§ Provided entries
__________________________________________________

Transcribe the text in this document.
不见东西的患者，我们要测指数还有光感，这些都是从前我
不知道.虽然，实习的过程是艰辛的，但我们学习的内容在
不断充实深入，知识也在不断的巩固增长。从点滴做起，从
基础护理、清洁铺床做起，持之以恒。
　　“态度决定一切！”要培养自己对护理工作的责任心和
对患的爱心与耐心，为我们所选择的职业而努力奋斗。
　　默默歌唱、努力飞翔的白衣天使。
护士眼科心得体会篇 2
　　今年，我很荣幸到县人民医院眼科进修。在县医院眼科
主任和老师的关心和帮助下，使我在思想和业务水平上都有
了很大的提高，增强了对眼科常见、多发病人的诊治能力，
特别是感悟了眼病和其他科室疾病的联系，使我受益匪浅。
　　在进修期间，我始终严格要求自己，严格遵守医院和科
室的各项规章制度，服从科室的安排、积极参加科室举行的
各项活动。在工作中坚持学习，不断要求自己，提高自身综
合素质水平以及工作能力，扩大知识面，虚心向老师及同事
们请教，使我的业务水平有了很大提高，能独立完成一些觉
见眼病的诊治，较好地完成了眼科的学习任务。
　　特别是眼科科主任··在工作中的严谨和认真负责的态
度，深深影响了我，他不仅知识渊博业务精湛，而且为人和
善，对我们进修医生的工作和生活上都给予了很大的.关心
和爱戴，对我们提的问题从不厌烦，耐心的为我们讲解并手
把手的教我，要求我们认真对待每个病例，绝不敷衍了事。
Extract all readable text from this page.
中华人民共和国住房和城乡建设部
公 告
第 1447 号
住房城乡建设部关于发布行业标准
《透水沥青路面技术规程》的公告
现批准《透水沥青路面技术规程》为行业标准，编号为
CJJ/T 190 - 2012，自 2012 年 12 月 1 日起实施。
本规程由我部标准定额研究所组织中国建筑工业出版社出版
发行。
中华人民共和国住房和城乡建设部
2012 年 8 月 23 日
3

__________________________________________________

§ Work to complete
Using the data above, repeat every line exactly.

§ Response to this exercise
Transcribe the text in this document.
不见东西的患者，我们要测指数还有光感，这些都是从前我
不知道.虽然，实习的过程是艰辛的，但我们学习的内容在
不断充实深入，知识也在不断的巩固增长。从点滴做起，从
基础护理、清洁铺床做起，持之以恒。
　　“态度决定一切！”要培养自己对护理工作的责任心和
对患的爱心与耐心，为我们所选择的职业而努力奋斗。
　　默默歌唱、努力飞翔的白衣天使。
护士眼科心得体会篇 2
　　今年，我很荣幸到县人民医院眼科进修。在县医院眼科
主任和老师的关心和帮助下，使我在思想和业务水平上都有
了很大的提高，增强了对眼科常见、多发病人的诊治能力，
特别是感悟了眼病和其他科室疾病的联系，使我受益匪浅。
　　在进修期间，我始终严格要求自己，严格遵守医院和科
室的各项规章制度，服从科室的安排、积极参加科室举行的
各项活动。在工作中坚持学习，不断要求自己，提高自身综
合素质水平以及工作能力，扩大知识面，虚心向老师及同事
们请教，使我的业务水平有了很大提高，能独立完成一些觉
见眼病的诊治，较好地完成了眼科的学习任务。
　　特别是眼科科主任··在工作中的严谨和认真负责的态
度，深深影响了我，他不仅知识渊博业务精湛，而且为人和
善，对我们进修医生的工作和生活上都给予了很大的.关心
和爱戴，对我们提的问题从不厌烦，耐心的为我们讲解并手
把手的教我，要求我们认真对待每个病例，绝不敷衍了事。
Extract all readable text from this page.
中华人民共和国住房和城乡建设部
公 告
第 1447 号
住房城乡建设部关于发布行业标准
《透水沥青路面技术规程》的公告
现批准《透水沥青路面技术规程》为行业标准，编号为
CJJ/T 190 - 2012，自 2012 年 12 月 1 日起实施。
本规程由我部标准定额研究所组织中国建筑工业出版社出版
发行。
中华人民共和国住房和城乡建设部
2012 年 8 月 23 日
3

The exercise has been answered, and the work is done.